[Exercise directions]: Repeat the listing in full, preserving every character.

*-*-*

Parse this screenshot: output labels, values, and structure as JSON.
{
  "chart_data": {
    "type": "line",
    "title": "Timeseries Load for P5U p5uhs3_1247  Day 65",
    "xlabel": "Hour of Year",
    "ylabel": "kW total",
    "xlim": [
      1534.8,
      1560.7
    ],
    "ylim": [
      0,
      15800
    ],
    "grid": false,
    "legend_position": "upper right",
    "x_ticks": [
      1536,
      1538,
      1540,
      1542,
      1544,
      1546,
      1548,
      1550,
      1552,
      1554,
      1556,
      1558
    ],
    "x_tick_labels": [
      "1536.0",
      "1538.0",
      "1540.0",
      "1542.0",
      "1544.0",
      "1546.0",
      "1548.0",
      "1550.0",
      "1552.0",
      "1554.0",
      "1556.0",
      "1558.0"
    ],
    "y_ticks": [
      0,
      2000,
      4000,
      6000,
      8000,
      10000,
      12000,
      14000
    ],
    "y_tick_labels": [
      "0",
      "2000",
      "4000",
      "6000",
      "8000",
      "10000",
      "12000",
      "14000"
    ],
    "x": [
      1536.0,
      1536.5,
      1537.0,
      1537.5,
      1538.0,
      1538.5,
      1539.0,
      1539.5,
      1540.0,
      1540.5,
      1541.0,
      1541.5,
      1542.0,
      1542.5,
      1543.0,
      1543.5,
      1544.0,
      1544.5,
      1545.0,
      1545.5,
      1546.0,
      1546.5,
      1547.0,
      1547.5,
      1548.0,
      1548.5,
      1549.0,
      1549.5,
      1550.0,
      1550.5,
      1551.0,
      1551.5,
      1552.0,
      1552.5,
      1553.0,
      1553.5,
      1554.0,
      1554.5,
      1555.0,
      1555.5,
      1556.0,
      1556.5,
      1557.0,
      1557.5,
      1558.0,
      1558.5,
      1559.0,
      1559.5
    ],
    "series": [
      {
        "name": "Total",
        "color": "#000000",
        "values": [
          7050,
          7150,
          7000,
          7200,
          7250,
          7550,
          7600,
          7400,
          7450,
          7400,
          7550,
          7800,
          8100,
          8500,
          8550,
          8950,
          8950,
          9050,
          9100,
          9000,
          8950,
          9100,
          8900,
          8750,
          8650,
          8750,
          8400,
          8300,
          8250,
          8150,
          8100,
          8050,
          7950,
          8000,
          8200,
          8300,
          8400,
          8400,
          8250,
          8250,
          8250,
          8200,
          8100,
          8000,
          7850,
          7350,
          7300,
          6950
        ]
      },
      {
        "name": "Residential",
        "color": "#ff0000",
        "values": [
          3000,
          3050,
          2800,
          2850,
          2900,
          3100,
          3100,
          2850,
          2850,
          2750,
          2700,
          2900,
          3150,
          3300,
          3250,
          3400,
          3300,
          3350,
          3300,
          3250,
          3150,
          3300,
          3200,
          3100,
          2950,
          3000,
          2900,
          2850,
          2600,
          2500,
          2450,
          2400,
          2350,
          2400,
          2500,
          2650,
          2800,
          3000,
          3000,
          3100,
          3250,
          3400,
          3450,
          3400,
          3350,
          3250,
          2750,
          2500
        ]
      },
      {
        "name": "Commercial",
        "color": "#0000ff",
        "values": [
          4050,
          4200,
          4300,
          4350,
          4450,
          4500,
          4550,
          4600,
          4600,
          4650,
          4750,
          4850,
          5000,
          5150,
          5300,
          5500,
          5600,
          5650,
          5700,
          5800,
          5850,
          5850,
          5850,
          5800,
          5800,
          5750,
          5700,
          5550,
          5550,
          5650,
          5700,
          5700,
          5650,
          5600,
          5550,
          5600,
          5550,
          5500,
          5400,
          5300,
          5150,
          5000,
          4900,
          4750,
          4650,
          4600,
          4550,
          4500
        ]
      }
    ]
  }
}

*-*-*

[Result]:
Parse this screenshot: output labels, values, and structure as JSON.
{
  "chart_data": {
    "type": "line",
    "title": "Timeseries Load for P5U p5uhs3_1247  Day 65",
    "xlabel": "Hour of Year",
    "ylabel": "kW total",
    "xlim": [
      1534.8,
      1560.7
    ],
    "ylim": [
      0,
      15800
    ],
    "grid": false,
    "legend_position": "upper right",
    "x_ticks": [
      1536,
      1538,
      1540,
      1542,
      1544,
      1546,
      1548,
      1550,
      1552,
      1554,
      1556,
      1558
    ],
    "x_tick_labels": [
      "1536.0",
      "1538.0",
      "1540.0",
      "1542.0",
      "1544.0",
      "1546.0",
      "1548.0",
      "1550.0",
      "1552.0",
      "1554.0",
      "1556.0",
      "1558.0"
    ],
    "y_ticks": [
      0,
      2000,
      4000,
      6000,
      8000,
      10000,
      12000,
      14000
    ],
    "y_tick_labels": [
      "0",
      "2000",
      "4000",
      "6000",
      "8000",
      "10000",
      "12000",
      "14000"
    ],
    "x": [
      1536.0,
      1536.5,
      1537.0,
      1537.5,
      1538.0,
      1538.5,
      1539.0,
      1539.5,
      1540.0,
      1540.5,
      1541.0,
      1541.5,
      1542.0,
      1542.5,
      1543.0,
      1543.5,
      1544.0,
      1544.5,
      1545.0,
      1545.5,
      1546.0,
      1546.5,
      1547.0,
      1547.5,
      1548.0,
      1548.5,
      1549.0,
      1549.5,
      1550.0,
      1550.5,
      1551.0,
      1551.5,
      1552.0,
      1552.5,
      1553.0,
      1553.5,
      1554.0,
      1554.5,
      1555.0,
      1555.5,
      1556.0,
      1556.5,
      1557.0,
      1557.5,
      1558.0,
      1558.5,
      1559.0,
      1559.5
    ],
    "series": [
      {
        "name": "Total",
        "color": "#000000",
        "values": [
          7050,
          7150,
          7000,
          7200,
          7250,
          7550,
          7600,
          7400,
          7450,
          7400,
          7550,
          7800,
          8100,
          8500,
          8550,
          8950,
          8950,
          9050,
          9100,
          9000,
          8950,
          9100,
          8900,
          8750,
          8650,
          8750,
          8400,
          8300,
          8250,
          8150,
          8100,
          8050,
          7950,
          8000,
          8200,
          8300,
          8400,
          8400,
          8250,
          8250,
          8250,
          8200,
          8100,
          8000,
          7850,
          7350,
          7300,
          6950
        ]
      },
      {
        "name": "Residential",
        "color": "#ff0000",
        "values": [
          3000,
          3050,
          2800,
          2850,
          2900,
          3100,
          3100,
          2850,
          2850,
          2750,
          2700,
          2900,
          3150,
          3300,
          3250,
          3400,
          3300,
          3350,
          3300,
          3250,
          3150,
          3300,
          3200,
          3100,
          2950,
          3000,
          2900,
          2850,
          2600,
          2500,
          2450,
          2400,
          2350,
          2400,
          2500,
          2650,
          2800,
          3000,
          3000,
          3100,
          3250,
          3400,
          3450,
          3400,
          3350,
          3250,
          2750,
          2500
        ]
      },
      {
        "name": "Commercial",
        "color": "#0000ff",
        "values": [
          4050,
          4200,
          4300,
          4350,
          4450,
          4500,
          4550,
          4600,
          4600,
          4650,
          4750,
          4850,
          5000,
          5150,
          5300,
          5500,
          5600,
          5650,
          5700,
          5800,
          5850,
          5850,
          5850,
          5800,
          5800,
          5750,
          5700,
          5550,
          5550,
          5650,
          5700,
          5700,
          5650,
          5600,
          5550,
          5600,
          5550,
          5500,
          5400,
          5300,
          5150,
          5000,
          4900,
          4750,
          4650,
          4600,
          4550,
          4500
        ]
      }
    ]
  }
}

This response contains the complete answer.